§ **Data provided**
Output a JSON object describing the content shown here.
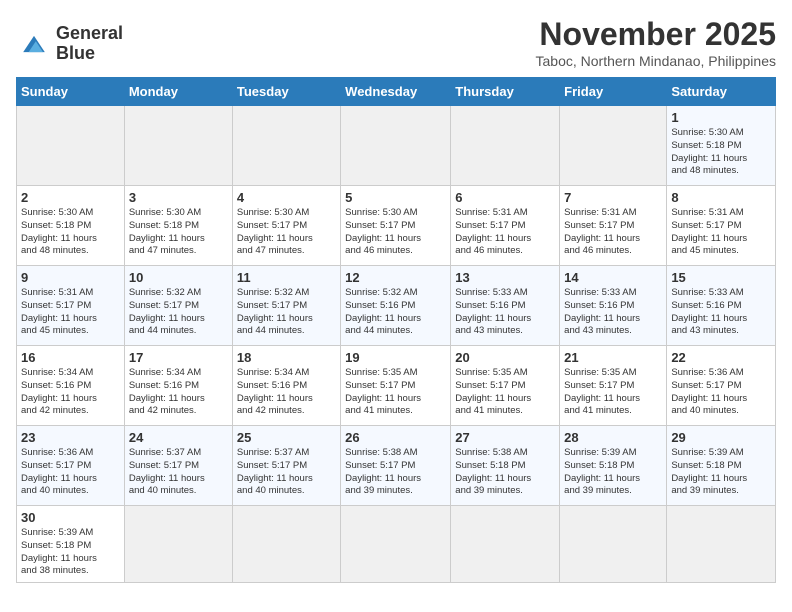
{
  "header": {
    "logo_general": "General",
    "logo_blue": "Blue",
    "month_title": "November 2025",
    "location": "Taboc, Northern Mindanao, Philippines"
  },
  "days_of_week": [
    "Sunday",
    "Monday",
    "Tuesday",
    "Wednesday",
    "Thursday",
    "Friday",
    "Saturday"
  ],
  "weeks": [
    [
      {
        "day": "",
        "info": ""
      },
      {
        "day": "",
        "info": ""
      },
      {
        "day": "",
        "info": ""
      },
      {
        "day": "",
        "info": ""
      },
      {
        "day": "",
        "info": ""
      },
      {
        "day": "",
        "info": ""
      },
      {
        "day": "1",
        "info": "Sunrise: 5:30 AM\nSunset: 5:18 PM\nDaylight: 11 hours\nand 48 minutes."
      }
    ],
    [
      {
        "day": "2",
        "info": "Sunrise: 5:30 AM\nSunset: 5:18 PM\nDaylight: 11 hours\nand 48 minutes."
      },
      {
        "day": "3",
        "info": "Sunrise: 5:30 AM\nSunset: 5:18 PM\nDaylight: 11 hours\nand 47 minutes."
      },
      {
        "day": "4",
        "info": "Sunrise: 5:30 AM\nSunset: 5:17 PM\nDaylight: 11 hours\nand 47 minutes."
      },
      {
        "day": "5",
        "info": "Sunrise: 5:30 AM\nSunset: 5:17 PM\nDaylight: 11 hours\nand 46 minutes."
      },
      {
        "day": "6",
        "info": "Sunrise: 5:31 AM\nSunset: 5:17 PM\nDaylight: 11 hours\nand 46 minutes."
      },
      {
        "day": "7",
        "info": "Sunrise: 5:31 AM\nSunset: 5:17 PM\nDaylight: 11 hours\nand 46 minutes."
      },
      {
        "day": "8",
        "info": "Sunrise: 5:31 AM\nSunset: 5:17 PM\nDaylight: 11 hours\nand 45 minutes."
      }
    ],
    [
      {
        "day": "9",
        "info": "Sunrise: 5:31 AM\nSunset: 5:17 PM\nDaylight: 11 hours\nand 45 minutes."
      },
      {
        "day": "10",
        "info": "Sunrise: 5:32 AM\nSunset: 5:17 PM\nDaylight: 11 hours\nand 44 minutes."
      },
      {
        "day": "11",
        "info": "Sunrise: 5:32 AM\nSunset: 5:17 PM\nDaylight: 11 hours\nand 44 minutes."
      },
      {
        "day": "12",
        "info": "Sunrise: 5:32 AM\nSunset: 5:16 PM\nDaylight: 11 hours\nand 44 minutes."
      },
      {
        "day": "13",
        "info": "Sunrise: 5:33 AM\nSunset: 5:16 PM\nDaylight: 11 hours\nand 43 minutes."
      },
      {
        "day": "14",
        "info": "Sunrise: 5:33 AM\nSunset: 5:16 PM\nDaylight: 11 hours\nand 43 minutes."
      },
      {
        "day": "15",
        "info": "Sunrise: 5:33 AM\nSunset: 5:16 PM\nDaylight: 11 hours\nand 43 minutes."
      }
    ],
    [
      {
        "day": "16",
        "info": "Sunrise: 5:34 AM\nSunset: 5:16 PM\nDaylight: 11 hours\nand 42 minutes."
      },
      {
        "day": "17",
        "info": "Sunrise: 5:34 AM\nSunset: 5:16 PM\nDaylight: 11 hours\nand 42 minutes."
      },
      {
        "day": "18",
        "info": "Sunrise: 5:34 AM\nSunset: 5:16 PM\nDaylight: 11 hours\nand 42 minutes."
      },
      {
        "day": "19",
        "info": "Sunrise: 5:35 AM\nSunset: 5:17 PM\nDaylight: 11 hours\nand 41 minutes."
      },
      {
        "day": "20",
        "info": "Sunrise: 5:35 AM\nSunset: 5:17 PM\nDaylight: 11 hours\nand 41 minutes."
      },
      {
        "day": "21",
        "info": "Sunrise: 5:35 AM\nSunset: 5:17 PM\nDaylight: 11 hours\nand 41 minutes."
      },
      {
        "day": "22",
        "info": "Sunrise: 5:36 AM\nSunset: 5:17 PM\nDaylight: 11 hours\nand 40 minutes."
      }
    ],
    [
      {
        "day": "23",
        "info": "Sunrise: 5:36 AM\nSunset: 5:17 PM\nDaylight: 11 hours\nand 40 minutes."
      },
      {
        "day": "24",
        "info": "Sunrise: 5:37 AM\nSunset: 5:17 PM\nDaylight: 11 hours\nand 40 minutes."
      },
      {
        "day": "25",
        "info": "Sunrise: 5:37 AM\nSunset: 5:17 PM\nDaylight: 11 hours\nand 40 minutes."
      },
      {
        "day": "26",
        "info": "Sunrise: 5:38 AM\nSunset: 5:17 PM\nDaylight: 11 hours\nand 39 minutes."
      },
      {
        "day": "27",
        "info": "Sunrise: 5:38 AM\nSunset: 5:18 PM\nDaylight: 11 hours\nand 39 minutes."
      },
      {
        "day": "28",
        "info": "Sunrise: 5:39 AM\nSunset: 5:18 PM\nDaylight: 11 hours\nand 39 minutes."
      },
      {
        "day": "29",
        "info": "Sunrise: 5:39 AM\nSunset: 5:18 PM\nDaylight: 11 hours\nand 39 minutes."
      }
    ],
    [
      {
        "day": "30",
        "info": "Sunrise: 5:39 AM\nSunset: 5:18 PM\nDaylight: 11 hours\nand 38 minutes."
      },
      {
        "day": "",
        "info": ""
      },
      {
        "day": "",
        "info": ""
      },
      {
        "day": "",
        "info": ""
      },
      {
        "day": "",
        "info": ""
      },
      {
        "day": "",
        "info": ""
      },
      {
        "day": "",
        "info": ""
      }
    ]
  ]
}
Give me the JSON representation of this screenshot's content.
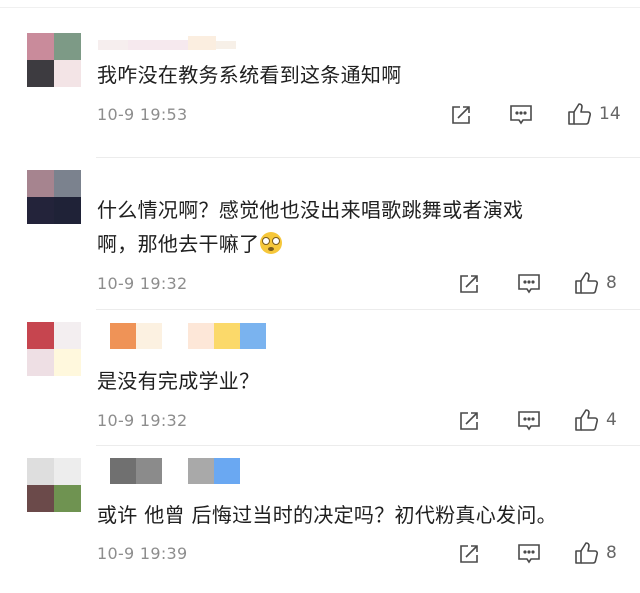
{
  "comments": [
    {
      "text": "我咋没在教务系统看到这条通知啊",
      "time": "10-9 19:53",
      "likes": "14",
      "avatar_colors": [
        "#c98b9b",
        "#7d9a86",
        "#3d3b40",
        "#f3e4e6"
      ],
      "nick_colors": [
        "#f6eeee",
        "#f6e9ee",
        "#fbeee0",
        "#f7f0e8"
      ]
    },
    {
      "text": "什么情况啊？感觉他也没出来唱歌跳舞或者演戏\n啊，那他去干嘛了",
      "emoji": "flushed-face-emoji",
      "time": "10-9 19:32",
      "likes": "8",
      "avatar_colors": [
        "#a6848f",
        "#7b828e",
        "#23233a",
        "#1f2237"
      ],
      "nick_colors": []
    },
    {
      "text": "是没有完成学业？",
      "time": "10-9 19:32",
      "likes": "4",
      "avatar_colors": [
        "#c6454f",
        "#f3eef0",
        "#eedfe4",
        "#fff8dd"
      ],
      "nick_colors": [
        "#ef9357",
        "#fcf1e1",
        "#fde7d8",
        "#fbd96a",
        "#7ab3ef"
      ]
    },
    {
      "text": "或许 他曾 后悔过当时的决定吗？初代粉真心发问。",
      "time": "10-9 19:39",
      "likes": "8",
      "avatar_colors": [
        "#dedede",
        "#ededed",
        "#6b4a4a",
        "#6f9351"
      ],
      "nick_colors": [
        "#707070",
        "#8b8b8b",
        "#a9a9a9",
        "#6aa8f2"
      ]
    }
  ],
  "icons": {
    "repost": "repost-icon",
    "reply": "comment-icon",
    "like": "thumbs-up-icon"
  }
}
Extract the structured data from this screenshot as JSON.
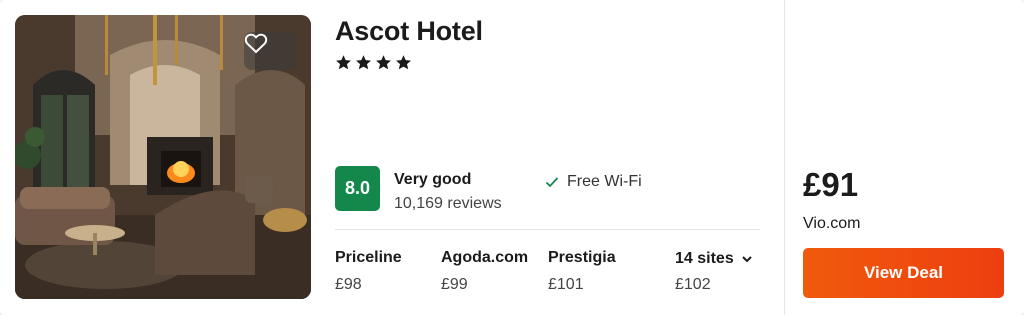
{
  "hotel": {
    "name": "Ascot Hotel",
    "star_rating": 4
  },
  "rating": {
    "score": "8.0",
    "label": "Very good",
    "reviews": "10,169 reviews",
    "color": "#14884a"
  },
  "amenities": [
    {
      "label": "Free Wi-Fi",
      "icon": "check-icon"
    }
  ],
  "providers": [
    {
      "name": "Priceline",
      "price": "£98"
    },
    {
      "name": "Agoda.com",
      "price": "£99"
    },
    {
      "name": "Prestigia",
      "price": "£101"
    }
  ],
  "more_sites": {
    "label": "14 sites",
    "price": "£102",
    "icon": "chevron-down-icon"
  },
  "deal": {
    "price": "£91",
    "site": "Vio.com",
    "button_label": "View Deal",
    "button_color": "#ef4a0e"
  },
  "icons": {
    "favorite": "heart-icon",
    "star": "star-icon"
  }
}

§ **Set problem**
The lines to repeat start at the one holding "Extract the structured" and run through the last line of the records above; write them out exactly, both ends included, but not the pictures.

§ **Correct response**
Extract the structured data from this screenshot as JSON.
{
  "hotel": {
    "name": "Ascot Hotel",
    "star_rating": 4
  },
  "rating": {
    "score": "8.0",
    "label": "Very good",
    "reviews": "10,169 reviews",
    "color": "#14884a"
  },
  "amenities": [
    {
      "label": "Free Wi-Fi",
      "icon": "check-icon"
    }
  ],
  "providers": [
    {
      "name": "Priceline",
      "price": "£98"
    },
    {
      "name": "Agoda.com",
      "price": "£99"
    },
    {
      "name": "Prestigia",
      "price": "£101"
    }
  ],
  "more_sites": {
    "label": "14 sites",
    "price": "£102",
    "icon": "chevron-down-icon"
  },
  "deal": {
    "price": "£91",
    "site": "Vio.com",
    "button_label": "View Deal",
    "button_color": "#ef4a0e"
  },
  "icons": {
    "favorite": "heart-icon",
    "star": "star-icon"
  }
}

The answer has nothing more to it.